→ **What you will do**: All lines holding the string "таңдау" are to be shown.
————
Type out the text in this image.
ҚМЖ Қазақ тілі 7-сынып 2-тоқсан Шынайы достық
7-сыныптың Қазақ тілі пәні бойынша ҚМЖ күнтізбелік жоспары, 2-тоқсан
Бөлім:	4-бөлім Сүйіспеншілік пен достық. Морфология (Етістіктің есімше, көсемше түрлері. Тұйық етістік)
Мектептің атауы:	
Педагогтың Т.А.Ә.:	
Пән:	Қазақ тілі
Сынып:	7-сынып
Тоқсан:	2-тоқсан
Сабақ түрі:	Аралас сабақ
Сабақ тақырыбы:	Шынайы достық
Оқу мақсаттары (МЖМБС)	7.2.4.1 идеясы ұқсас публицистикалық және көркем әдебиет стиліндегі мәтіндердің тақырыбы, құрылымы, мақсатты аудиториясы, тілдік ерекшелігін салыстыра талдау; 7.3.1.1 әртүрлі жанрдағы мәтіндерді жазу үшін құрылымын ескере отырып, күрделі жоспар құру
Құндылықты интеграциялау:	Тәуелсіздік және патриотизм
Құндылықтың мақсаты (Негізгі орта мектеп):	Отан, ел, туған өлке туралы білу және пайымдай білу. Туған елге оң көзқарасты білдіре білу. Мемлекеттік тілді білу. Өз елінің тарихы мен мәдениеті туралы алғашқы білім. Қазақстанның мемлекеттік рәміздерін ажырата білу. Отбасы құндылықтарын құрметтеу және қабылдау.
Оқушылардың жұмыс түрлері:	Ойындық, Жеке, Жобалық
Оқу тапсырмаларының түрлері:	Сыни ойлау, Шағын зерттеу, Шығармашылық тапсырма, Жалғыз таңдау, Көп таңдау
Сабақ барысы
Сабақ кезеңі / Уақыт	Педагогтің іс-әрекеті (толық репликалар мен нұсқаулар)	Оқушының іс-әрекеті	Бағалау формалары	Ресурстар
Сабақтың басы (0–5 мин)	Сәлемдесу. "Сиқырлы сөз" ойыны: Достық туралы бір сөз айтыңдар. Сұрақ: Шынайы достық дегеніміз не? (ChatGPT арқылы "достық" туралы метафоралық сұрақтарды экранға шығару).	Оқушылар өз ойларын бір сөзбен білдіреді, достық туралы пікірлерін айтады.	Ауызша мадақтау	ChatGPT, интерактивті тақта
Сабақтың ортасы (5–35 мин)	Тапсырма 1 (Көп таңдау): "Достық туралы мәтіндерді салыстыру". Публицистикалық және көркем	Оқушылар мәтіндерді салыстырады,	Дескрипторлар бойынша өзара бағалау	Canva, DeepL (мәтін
————
→ **Exercise response**:
Оқу тапсырмаларының түрлері:	Сыни ойлау, Шағын зерттеу, Шығармашылық тапсырма, Жалғыз таңдау, Көп таңдау
Сабақтың ортасы (5–35 мин)	Тапсырма 1 (Көп таңдау): "Достық туралы мәтіндерді салыстыру". Публицистикалық және көркем	Оқушылар мәтіндерді салыстырады,	Дескрипторлар бойынша өзара бағалау	Canva, DeepL (мәтін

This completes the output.